(PROBLEM DESCRIPTION):
Work out the number of lines in the records that include the word "материальные"; reply with that number alone.

Saved entries
◇ ◇ ◇
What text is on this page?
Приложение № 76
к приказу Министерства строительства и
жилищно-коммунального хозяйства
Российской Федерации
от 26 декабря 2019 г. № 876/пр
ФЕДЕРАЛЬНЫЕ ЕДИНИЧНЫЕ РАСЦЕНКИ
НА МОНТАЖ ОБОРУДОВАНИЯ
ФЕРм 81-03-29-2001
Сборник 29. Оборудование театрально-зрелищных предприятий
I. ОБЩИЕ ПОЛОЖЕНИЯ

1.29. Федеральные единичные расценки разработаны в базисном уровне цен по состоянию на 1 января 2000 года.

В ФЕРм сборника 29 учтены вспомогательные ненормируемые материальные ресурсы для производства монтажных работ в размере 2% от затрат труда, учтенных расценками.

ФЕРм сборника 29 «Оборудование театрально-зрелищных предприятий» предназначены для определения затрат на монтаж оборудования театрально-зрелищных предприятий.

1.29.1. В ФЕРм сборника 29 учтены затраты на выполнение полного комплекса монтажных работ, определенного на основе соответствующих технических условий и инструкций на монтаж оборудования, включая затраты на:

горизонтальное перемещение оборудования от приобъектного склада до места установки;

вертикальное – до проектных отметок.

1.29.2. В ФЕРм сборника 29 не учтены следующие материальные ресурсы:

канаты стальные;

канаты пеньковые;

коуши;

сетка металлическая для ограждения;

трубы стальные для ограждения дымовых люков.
◇ ◇ ◇
(SOLUTION TO THE EXERCISE):
2